--- READING TEXT ---
>>>
Statistics available on rainn.org, an anti-sexual violence organization, paints a picture of the grim nature of cases of rape around the United States of America. On the average, there are 321,500 victims (age 12 or older) of rape and sexual assault each year.
Of that number, 54% are believed to be between the ages of 18-34 while females between the ages of 16-19 are said to be 4 times more likely than the general population to be victims of rape, attempted rape, or sexual assault.
In South Africa, the country believed to be home to the highest rape statistics in the world, although contentious since no national studies have been done to quantify the number of unreported rape cases, it is estimated that over 40% South African women will be raped in their lifetime and that only 1 in 4 rapes are reported.
Recent reports on Face2Face Africa also highlight some of the extremes of rape activities, as was in the case of one 12-year old Somalian Aisha Ilyas Adan who was gang raped, tortured and murdered.
Her killing, which attracted global attention after her body was found dumped near her house after she had briefly gone missing on February 24, 2019, revived conversations on more effective punishments for perpetrators of such crimes.
Now, there seems to be some hope in sight, although not universally. In Alabama, lawmakers have approved a bill that makes it legal for certain sex offenders to undergo chemical castration before they are released on parole.
Chemical castration involves using medication to lower a person’s hormone levels and limit their libido. Unlike surgical castration, this process is reversible and does not affect a patient’s fertility. Under Alabama’s new law, inmates would begin taking the medication a month before being paroled and continue receiving treatment once they’re free. Stopping treatment without the state’s permission would be a felony.
Besides, the State of Alabama does not also allow parole for sex crimes involving children 6 and under.
As part of reasons for the law, sex offenders with tendencies for recidivism are expected to be controlled through this chemical process.
<<<
--- BRIEF ---
Continue the text on Alabama's chemical castration law from its last sentence.

Document understanding data:
>>>
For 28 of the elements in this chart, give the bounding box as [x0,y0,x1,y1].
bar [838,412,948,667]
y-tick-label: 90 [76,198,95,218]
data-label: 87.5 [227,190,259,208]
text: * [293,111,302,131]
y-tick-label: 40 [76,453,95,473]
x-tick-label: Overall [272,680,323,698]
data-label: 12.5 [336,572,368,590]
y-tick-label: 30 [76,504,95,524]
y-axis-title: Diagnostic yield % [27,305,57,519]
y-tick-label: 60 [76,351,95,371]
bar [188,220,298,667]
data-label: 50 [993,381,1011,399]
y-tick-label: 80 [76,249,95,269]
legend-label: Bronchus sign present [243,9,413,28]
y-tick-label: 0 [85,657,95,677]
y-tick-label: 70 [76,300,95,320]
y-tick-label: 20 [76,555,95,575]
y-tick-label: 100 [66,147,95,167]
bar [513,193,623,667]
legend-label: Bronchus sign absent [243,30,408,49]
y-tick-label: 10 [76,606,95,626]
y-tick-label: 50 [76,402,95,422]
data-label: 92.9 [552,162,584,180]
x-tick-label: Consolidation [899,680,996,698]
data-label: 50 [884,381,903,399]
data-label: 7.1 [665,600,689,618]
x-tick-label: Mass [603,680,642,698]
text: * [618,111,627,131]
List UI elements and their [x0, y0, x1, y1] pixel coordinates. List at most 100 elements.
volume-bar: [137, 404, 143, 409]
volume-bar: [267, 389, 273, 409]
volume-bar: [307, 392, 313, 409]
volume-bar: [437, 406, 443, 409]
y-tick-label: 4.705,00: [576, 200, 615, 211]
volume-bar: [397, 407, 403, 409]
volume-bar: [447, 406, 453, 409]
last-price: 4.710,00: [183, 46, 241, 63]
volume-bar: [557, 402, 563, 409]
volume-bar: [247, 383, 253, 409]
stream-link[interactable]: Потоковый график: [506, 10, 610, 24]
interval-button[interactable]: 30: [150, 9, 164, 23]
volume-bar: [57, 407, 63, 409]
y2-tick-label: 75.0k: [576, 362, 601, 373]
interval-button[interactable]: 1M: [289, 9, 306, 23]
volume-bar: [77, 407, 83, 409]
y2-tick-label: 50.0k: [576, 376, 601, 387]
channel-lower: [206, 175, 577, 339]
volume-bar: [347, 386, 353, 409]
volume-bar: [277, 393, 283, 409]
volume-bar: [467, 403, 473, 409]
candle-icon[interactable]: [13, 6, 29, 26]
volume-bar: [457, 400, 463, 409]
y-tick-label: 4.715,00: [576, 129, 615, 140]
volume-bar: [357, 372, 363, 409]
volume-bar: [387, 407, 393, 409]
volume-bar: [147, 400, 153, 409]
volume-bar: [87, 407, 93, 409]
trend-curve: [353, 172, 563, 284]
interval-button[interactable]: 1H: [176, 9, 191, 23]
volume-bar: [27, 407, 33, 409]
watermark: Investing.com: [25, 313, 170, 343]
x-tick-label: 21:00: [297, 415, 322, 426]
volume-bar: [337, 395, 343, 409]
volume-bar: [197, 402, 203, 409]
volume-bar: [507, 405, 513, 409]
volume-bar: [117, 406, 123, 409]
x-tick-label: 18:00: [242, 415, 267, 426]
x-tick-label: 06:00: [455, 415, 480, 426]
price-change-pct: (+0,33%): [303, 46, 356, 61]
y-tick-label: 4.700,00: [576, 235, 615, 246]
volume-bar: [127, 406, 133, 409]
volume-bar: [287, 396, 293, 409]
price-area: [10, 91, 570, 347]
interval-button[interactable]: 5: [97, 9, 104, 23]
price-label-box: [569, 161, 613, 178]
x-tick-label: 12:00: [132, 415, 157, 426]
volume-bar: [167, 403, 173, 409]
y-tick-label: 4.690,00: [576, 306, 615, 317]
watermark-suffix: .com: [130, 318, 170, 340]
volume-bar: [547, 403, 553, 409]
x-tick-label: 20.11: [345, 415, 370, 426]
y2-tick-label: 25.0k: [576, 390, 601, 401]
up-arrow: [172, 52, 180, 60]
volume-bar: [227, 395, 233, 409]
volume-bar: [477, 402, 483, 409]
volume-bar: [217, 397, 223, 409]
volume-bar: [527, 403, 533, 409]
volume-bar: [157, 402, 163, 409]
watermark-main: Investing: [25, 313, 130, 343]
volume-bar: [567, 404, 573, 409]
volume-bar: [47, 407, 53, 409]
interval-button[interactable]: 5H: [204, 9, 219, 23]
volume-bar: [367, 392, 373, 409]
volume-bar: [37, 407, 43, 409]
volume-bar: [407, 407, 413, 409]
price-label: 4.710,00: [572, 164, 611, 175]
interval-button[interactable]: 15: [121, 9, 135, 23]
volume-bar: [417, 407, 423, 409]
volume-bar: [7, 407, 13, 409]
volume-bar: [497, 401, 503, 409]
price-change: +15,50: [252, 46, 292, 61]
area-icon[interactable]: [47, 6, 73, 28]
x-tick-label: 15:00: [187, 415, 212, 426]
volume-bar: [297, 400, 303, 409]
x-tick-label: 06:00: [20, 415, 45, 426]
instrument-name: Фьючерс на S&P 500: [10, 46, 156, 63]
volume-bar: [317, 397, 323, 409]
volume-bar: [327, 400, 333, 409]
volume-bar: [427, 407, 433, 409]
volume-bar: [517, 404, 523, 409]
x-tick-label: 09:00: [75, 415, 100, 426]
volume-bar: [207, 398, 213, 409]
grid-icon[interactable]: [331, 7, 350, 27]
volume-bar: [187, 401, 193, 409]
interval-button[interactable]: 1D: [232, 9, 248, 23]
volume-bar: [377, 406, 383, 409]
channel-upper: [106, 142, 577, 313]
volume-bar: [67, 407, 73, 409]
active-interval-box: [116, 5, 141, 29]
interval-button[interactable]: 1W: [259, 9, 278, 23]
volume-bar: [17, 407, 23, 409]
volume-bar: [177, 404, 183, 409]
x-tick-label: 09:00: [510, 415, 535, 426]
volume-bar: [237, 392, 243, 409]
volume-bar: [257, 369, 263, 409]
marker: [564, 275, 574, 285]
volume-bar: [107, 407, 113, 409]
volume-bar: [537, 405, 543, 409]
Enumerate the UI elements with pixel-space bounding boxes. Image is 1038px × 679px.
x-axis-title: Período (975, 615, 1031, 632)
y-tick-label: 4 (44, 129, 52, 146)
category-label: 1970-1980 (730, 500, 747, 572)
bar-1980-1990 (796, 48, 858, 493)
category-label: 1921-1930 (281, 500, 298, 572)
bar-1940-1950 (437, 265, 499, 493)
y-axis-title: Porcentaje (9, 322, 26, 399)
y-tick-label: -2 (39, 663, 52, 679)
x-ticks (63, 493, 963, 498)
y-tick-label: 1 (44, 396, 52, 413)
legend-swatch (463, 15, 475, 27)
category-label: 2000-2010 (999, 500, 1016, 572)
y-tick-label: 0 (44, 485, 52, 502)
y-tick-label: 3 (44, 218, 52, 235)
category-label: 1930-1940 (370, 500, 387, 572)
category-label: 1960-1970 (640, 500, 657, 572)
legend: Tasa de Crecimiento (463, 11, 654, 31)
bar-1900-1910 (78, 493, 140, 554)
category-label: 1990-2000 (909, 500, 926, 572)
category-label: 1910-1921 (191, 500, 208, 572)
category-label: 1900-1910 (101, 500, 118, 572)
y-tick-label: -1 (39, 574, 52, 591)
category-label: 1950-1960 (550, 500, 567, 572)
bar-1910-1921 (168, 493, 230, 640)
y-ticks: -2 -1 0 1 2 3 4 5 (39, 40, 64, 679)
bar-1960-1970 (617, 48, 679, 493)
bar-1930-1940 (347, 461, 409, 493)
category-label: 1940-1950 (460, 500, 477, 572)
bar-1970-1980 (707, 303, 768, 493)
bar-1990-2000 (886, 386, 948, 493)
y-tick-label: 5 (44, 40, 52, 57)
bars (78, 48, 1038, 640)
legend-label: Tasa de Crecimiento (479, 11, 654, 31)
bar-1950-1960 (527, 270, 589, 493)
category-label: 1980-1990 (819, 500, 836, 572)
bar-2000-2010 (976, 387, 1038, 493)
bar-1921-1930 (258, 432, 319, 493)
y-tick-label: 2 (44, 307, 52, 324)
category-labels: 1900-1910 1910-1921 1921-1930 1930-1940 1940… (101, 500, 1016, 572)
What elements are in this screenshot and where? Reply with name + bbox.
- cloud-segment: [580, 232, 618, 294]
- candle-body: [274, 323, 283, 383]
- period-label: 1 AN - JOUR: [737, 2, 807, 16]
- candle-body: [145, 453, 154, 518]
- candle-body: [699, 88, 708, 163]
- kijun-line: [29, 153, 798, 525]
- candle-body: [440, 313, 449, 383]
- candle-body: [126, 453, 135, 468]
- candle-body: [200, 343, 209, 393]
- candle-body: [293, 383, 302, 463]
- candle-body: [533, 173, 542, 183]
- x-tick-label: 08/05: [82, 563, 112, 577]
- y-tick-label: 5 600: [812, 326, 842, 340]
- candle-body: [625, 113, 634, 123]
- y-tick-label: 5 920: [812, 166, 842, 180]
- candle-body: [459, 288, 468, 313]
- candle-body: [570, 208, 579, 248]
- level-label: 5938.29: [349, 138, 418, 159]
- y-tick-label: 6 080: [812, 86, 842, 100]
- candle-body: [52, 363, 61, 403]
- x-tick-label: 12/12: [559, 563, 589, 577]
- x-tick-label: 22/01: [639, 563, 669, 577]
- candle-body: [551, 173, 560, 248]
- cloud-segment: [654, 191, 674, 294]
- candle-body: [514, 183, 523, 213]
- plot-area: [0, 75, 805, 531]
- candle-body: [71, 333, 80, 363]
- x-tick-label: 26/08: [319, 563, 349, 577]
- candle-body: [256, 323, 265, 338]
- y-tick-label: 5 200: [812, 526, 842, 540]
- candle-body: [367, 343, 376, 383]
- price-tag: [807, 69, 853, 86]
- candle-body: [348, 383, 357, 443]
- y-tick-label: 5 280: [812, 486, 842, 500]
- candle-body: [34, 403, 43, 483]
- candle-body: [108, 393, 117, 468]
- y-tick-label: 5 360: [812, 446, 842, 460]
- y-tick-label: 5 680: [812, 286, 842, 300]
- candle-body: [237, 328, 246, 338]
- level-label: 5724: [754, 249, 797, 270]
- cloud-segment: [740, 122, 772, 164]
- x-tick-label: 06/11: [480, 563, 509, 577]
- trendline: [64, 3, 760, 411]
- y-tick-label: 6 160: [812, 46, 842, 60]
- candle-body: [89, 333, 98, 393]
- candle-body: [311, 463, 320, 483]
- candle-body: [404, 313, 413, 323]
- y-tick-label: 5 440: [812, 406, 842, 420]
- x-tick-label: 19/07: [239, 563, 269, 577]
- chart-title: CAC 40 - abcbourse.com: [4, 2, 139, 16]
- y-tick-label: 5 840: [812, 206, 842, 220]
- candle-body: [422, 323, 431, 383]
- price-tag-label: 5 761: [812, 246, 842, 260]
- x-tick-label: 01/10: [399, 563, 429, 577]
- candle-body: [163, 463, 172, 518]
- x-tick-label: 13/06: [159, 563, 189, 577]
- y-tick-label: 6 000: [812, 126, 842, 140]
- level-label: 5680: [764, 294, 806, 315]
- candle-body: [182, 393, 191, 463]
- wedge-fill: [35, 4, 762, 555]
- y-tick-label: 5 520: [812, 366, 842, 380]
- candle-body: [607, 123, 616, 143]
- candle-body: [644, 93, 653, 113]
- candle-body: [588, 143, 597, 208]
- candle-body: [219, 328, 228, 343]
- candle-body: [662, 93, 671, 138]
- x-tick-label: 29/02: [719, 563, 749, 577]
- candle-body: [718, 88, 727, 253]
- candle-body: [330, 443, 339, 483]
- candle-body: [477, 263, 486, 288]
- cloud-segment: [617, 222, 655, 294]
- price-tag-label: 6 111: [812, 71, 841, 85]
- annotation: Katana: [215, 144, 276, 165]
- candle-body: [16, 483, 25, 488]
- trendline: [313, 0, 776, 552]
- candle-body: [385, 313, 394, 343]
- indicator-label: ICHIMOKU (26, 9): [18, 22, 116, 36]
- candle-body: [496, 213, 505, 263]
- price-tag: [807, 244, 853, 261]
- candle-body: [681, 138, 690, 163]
<<<
--- REPLY TO THE TASK ---
But some legal groups do not entirely agree with the decision. Some of them have begun raising questions on the decision after Governor Kay Ivey’s office made the announcement earlier this month.
Advocates for chemical castration believe it’s an effective way of protecting children from known sexual predators. “If they’re going to mark these children for life, they need to be marked for life,” said Rep. Steve Hurst, who introduced the bill in the Alabama House of Representatives.
Opponents of the bill say the procedure is barbaric and may violate the constitution’s clause regarding cruel and unusual punishment. There are also concerns about the precedent set by a law that establishes government-mandated medical treatment, especially given the potential side effects. Others argue that changing someone’s hormones does not address the true causes behind pedophilia.
At least seven states already have laws authorizing chemical castration in some form. But its effectiveness can vary.
The hormonal treatment can be useful for a subgroup of offenders whose crimes are driven by sexual attraction to children and want to reduce those urges, said Dr. Frederick Berlin, who treats patients with sexual disorders at Johns Hopkins Hospital and at an independent clinic. However, he has concerns about a blanket criminal justice approach without evaluating the appropriateness in each case.
This new Alabama law will however take effect from September this year.